-------- Given records --------

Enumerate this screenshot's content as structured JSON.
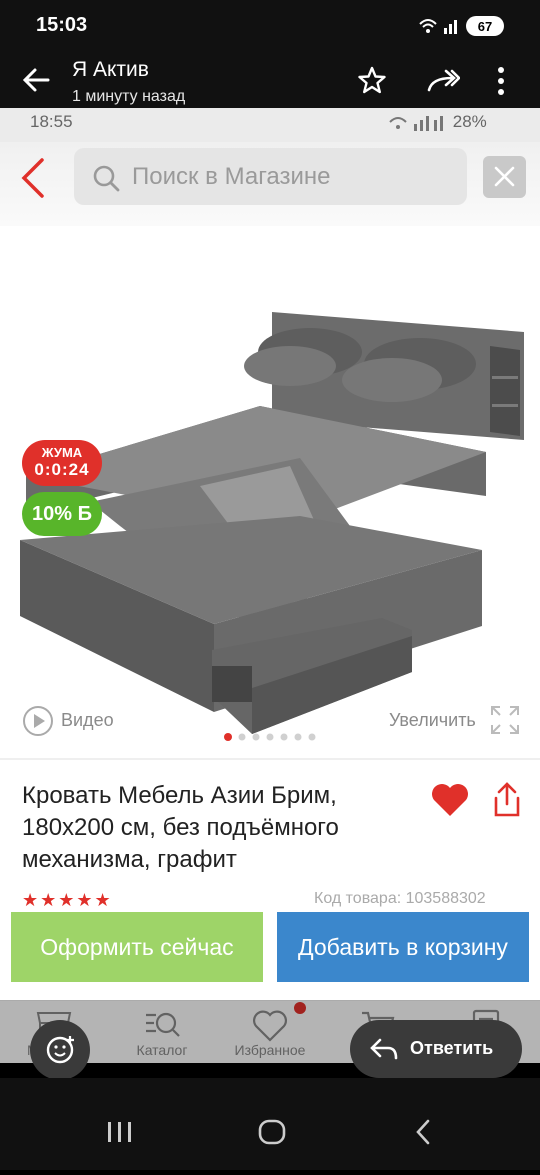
{
  "status_bar": {
    "time": "15:03",
    "battery": "67"
  },
  "chat_header": {
    "title": "Я Актив",
    "subtitle": "1 минуту назад"
  },
  "screenshot": {
    "status": {
      "time": "18:55",
      "battery": "28%"
    },
    "search": {
      "placeholder": "Поиск в Магазине"
    },
    "product": {
      "badge_day_line1": "ЖУМА",
      "badge_day_line2": "0:0:24",
      "badge_discount": "10% Б",
      "video_label": "Видео",
      "zoom_label": "Увеличить",
      "title": "Кровать Мебель Азии Брим, 180x200 см, без подъёмного механизма, графит",
      "stars": "★★★★★",
      "code": "Код товара: 103588302"
    },
    "buttons": {
      "buy_now": "Оформить сейчас",
      "add_to_cart": "Добавить в корзину"
    },
    "nav": {
      "items": [
        "Магазин",
        "Каталог",
        "Избранное",
        "Корзина",
        "Заказы"
      ]
    }
  },
  "overlay": {
    "reply": "Ответить"
  },
  "colors": {
    "accent_red": "#e0302a",
    "green_button": "#9ed468",
    "blue_button": "#3b87cc",
    "discount_green": "#58b52a"
  },
  "icons": [
    "back-arrow-icon",
    "star-icon",
    "forward-icon",
    "more-icon",
    "search-icon",
    "close-icon",
    "video-play-icon",
    "expand-icon",
    "heart-icon",
    "share-icon",
    "store-icon",
    "catalog-icon",
    "favorites-icon",
    "cart-icon",
    "orders-icon",
    "emoji-icon",
    "reply-icon"
  ]
}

--------

### What is required
Transcribe all the lines above exactly, apart from the pictures.

### The solution
Enumerate this screenshot's content as structured JSON.
{
  "status_bar": {
    "time": "15:03",
    "battery": "67"
  },
  "chat_header": {
    "title": "Я Актив",
    "subtitle": "1 минуту назад"
  },
  "screenshot": {
    "status": {
      "time": "18:55",
      "battery": "28%"
    },
    "search": {
      "placeholder": "Поиск в Магазине"
    },
    "product": {
      "badge_day_line1": "ЖУМА",
      "badge_day_line2": "0:0:24",
      "badge_discount": "10% Б",
      "video_label": "Видео",
      "zoom_label": "Увеличить",
      "title": "Кровать Мебель Азии Брим, 180x200 см, без подъёмного механизма, графит",
      "stars": "★★★★★",
      "code": "Код товара: 103588302"
    },
    "buttons": {
      "buy_now": "Оформить сейчас",
      "add_to_cart": "Добавить в корзину"
    },
    "nav": {
      "items": [
        "Магазин",
        "Каталог",
        "Избранное",
        "Корзина",
        "Заказы"
      ]
    }
  },
  "overlay": {
    "reply": "Ответить"
  },
  "colors": {
    "accent_red": "#e0302a",
    "green_button": "#9ed468",
    "blue_button": "#3b87cc",
    "discount_green": "#58b52a"
  },
  "icons": [
    "back-arrow-icon",
    "star-icon",
    "forward-icon",
    "more-icon",
    "search-icon",
    "close-icon",
    "video-play-icon",
    "expand-icon",
    "heart-icon",
    "share-icon",
    "store-icon",
    "catalog-icon",
    "favorites-icon",
    "cart-icon",
    "orders-icon",
    "emoji-icon",
    "reply-icon"
  ]
}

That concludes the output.